What the exercise asks:
Which lines have the string "Tinwerf"? Copy all of them from the entries below.

(Stored data)
┄┄┄┄┄┄
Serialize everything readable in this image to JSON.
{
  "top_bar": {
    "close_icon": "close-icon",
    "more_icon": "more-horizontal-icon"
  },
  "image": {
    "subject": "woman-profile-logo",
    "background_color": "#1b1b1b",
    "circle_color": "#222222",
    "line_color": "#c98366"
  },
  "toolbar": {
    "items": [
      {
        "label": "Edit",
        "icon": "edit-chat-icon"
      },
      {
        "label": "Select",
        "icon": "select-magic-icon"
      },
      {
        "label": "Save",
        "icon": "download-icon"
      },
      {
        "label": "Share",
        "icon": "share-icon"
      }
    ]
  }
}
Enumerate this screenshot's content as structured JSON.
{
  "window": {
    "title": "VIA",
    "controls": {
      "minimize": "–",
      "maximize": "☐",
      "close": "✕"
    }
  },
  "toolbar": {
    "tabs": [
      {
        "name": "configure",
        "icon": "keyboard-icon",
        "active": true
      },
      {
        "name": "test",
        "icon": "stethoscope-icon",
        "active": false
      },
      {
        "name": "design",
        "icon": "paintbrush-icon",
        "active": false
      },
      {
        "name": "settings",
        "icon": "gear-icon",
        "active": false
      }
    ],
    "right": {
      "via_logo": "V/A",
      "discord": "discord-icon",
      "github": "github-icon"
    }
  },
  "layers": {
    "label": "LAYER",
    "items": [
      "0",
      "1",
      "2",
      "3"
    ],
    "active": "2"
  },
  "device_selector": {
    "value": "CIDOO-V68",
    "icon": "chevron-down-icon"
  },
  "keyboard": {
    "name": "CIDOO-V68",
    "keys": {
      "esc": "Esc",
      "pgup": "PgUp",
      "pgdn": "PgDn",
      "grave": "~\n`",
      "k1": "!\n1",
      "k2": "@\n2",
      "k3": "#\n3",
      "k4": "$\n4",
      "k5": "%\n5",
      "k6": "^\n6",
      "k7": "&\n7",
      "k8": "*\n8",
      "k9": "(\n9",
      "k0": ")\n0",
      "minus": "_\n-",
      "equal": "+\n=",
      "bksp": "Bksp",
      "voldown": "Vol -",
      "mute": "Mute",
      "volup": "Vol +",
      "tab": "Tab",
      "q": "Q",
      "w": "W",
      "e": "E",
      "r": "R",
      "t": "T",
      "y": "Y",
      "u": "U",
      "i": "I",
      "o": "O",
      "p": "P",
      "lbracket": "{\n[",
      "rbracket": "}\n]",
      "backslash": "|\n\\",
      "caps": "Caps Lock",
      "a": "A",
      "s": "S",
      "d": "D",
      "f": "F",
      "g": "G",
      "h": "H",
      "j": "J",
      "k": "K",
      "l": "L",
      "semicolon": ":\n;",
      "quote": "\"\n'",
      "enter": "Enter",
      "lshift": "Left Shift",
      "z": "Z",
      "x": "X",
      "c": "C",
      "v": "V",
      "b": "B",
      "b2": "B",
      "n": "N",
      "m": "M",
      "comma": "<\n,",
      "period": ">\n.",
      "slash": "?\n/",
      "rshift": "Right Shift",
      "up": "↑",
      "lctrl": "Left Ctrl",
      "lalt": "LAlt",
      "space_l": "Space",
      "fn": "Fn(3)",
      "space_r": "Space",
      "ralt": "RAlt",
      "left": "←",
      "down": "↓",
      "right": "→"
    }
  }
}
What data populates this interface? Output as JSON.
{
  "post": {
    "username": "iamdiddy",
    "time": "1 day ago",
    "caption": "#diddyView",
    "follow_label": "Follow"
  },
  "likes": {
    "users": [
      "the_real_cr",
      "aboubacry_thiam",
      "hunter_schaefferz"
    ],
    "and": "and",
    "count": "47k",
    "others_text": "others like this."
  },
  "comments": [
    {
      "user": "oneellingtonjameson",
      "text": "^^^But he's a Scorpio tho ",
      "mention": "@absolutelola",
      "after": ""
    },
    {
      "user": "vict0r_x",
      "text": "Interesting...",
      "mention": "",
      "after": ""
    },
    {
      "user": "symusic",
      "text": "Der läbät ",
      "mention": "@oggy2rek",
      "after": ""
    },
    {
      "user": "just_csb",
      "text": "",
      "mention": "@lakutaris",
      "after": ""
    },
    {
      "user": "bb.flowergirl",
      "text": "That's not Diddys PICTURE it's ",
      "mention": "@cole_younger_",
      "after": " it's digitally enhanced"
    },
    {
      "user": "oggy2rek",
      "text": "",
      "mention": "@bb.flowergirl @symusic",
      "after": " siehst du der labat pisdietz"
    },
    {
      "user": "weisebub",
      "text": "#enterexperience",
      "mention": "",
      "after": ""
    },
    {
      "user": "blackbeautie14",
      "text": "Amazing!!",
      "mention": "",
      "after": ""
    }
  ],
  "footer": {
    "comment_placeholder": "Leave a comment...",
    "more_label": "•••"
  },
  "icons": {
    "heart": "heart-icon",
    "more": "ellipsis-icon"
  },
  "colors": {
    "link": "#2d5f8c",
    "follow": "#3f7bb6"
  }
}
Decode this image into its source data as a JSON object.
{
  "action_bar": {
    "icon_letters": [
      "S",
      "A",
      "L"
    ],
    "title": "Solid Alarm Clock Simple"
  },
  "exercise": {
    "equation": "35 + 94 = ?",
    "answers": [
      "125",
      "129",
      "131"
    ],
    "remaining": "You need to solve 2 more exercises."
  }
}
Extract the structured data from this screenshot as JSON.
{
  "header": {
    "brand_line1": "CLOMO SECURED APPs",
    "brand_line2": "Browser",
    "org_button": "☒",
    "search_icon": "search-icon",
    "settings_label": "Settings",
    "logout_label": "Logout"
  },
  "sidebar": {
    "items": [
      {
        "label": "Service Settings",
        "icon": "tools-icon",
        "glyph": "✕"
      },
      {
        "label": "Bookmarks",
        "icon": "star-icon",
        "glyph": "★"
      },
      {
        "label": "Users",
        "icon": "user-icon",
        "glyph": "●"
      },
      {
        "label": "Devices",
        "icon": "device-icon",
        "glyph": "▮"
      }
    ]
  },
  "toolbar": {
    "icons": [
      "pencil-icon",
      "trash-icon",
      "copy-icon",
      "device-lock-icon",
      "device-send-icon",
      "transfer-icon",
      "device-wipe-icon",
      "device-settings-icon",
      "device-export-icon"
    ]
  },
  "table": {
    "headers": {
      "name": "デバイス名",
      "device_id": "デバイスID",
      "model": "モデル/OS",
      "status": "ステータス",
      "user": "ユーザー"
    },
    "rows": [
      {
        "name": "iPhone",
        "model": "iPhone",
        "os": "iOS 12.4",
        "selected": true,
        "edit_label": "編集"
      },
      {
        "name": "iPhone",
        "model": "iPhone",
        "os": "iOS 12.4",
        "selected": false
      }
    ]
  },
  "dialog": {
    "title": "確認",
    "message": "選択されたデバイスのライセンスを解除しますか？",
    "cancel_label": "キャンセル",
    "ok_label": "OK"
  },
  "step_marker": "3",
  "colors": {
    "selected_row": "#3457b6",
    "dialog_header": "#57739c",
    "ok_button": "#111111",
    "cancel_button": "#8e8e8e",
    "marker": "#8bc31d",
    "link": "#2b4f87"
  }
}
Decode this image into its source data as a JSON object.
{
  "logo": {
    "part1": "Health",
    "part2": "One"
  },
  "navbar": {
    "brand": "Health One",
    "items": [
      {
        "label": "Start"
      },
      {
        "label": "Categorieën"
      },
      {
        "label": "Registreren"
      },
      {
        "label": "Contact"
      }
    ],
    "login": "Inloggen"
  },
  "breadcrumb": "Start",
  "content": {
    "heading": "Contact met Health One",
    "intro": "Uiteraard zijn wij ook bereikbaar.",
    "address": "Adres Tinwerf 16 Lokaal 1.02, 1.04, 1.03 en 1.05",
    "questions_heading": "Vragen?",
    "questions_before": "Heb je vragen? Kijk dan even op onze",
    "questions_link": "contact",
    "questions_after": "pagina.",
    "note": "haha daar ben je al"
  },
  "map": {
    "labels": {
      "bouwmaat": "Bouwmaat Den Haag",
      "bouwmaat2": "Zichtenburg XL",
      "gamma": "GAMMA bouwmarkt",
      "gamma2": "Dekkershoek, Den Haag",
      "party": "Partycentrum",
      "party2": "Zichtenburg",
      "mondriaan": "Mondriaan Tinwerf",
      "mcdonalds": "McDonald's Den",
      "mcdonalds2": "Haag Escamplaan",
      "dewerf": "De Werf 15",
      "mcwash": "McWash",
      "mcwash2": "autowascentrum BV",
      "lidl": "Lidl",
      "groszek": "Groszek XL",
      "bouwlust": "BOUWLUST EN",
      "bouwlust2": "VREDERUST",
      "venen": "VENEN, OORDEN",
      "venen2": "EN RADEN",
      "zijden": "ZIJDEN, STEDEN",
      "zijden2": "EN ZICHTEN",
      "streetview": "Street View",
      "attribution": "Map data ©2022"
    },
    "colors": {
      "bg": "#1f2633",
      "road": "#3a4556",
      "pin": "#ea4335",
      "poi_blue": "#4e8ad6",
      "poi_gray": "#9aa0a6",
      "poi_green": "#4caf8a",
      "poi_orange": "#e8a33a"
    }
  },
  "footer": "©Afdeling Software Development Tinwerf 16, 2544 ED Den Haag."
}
┄┄┄┄┄┄
Output of the task:
    "address": "Adres Tinwerf 16 Lokaal 1.02, 1.04, 1.03 en 1.05",
      "mondriaan": "Mondriaan Tinwerf",
  "footer": "©Afdeling Software Development Tinwerf 16, 2544 ED Den Haag."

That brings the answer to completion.